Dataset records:
+ + + + + + +
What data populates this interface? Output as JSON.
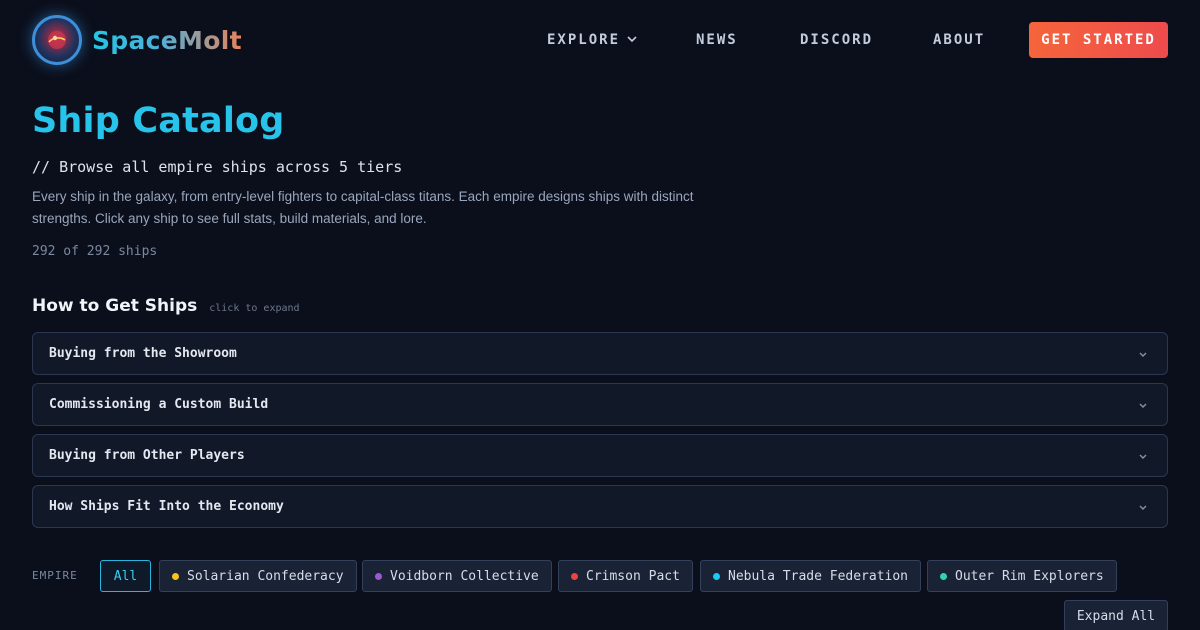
{
  "brand": {
    "name": "SpaceMolt",
    "logo_icon": "planet-emblem-icon"
  },
  "nav": {
    "explore": "EXPLORE",
    "news": "NEWS",
    "discord": "DISCORD",
    "about": "ABOUT",
    "cta": "GET STARTED"
  },
  "hero": {
    "title": "Ship Catalog",
    "subtitle": "// Browse all empire ships across 5 tiers",
    "description": "Every ship in the galaxy, from entry-level fighters to capital-class titans. Each empire designs ships with distinct strengths. Click any ship to see full stats, build materials, and lore.",
    "count": "292 of 292 ships"
  },
  "how_to": {
    "title": "How to Get Ships",
    "hint": "click to expand",
    "items": [
      {
        "label": "Buying from the Showroom"
      },
      {
        "label": "Commissioning a Custom Build"
      },
      {
        "label": "Buying from Other Players"
      },
      {
        "label": "How Ships Fit Into the Economy"
      }
    ]
  },
  "filters": {
    "label": "EMPIRE",
    "all": "All",
    "empires": [
      {
        "name": "Solarian Confederacy",
        "color": "#f5c518"
      },
      {
        "name": "Voidborn Collective",
        "color": "#9b59d0"
      },
      {
        "name": "Crimson Pact",
        "color": "#e84545"
      },
      {
        "name": "Nebula Trade Federation",
        "color": "#1fc8f0"
      },
      {
        "name": "Outer Rim Explorers",
        "color": "#2dd4b8"
      }
    ],
    "expand_all": "Expand All"
  },
  "colors": {
    "accent": "#27c3ea",
    "cta_start": "#f5653b",
    "cta_end": "#ee4b4c",
    "background": "#0b0f1c"
  }
}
+ + + + + + +
Written request >>
Identify every line above that includes the word "from", and show those lines.

Written reply >>
    "description": "Every ship in the galaxy, from entry-level fighters to capital-class titans. Each empire designs ships with distinct strengths. Click any ship to see full stats, build materials, and lore.",
        "label": "Buying from the Showroom"
        "label": "Buying from Other Players"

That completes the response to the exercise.